*WORK REQUIRED*:
Lines containing the word "information" are to be located and copied.

- - - - -

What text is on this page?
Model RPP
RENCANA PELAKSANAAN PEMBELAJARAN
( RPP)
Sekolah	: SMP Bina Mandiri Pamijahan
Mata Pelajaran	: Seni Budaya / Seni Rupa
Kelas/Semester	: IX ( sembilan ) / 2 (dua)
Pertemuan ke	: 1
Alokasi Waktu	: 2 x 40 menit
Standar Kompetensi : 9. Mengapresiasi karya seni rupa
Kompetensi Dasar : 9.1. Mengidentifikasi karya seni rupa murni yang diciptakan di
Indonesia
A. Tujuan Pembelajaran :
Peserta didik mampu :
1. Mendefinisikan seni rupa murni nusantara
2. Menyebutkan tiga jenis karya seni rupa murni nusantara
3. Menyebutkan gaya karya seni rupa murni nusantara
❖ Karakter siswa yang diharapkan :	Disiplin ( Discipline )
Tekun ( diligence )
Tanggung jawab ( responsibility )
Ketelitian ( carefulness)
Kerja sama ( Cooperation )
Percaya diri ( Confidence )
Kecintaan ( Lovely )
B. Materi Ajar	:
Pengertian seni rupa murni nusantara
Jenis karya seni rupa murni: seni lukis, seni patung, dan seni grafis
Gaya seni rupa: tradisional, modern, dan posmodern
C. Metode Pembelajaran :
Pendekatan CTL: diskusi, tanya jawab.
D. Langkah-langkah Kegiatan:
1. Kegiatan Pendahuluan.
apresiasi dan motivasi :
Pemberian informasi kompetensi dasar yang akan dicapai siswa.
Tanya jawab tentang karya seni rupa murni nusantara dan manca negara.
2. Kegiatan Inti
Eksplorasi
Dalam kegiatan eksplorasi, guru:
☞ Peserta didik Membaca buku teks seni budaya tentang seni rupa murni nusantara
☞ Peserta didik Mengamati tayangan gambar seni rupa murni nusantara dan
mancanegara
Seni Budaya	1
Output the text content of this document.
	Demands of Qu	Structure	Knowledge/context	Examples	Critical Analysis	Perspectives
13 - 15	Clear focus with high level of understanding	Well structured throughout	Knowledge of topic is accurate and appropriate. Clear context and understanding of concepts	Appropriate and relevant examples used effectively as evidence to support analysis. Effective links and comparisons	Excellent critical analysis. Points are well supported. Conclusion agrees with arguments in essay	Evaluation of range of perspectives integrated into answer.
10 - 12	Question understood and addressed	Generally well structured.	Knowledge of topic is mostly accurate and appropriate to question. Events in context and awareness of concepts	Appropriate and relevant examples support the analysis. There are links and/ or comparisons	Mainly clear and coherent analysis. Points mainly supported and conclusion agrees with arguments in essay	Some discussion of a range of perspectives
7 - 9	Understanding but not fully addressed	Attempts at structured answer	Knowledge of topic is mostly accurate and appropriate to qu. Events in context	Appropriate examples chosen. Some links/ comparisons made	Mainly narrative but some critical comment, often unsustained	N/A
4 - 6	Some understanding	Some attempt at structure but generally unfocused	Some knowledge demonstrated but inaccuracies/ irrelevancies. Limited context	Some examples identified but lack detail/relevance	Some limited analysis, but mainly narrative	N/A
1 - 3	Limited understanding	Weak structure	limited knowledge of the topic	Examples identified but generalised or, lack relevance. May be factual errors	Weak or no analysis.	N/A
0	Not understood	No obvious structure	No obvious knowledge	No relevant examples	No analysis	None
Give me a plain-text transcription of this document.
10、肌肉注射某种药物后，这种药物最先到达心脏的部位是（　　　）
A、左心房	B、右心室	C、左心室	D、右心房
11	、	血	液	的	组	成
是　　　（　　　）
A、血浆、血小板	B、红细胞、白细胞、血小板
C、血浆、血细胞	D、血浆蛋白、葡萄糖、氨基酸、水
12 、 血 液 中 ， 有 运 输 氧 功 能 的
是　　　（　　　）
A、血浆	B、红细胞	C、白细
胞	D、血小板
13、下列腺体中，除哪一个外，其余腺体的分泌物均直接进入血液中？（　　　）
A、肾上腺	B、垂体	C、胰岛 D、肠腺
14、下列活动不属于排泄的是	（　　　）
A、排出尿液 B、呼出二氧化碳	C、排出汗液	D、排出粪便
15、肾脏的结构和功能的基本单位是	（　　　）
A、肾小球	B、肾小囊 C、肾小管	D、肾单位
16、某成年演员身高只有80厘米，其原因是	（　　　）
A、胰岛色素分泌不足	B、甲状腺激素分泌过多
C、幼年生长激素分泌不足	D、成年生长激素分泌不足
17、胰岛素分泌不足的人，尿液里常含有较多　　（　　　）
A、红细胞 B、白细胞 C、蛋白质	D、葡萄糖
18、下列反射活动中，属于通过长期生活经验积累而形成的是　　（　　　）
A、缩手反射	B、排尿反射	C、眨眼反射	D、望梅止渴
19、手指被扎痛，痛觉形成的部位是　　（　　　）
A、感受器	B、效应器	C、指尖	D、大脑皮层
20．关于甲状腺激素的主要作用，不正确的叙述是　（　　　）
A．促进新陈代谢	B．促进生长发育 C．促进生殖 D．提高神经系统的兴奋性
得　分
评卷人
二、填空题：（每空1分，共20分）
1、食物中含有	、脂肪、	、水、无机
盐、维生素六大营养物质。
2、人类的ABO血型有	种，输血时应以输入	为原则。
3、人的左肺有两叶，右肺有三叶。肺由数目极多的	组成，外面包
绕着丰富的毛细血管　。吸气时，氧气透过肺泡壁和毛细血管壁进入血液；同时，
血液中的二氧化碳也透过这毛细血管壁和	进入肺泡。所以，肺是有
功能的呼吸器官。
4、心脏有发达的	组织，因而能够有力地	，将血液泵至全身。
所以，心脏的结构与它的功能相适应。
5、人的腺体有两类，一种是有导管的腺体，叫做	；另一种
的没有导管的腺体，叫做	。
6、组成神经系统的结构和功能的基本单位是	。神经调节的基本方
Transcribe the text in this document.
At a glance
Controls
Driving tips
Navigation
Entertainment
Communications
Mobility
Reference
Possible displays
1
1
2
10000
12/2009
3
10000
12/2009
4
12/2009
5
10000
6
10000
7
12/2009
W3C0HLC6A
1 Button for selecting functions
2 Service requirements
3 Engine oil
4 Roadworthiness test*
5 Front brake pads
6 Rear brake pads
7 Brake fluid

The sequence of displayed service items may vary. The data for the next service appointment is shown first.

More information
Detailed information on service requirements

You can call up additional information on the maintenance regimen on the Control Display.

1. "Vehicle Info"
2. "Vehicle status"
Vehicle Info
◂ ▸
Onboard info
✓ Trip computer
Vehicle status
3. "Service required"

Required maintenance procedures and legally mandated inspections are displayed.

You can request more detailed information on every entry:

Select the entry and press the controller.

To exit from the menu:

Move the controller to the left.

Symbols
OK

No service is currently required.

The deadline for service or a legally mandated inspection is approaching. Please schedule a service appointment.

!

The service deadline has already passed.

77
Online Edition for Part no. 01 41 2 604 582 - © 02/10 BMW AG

- - - - -

*EXPECTED ANSWER*:
More information
Detailed information on service requirements
You can call up additional information on the maintenance regimen on the Control Display.
You can request more detailed information on every entry:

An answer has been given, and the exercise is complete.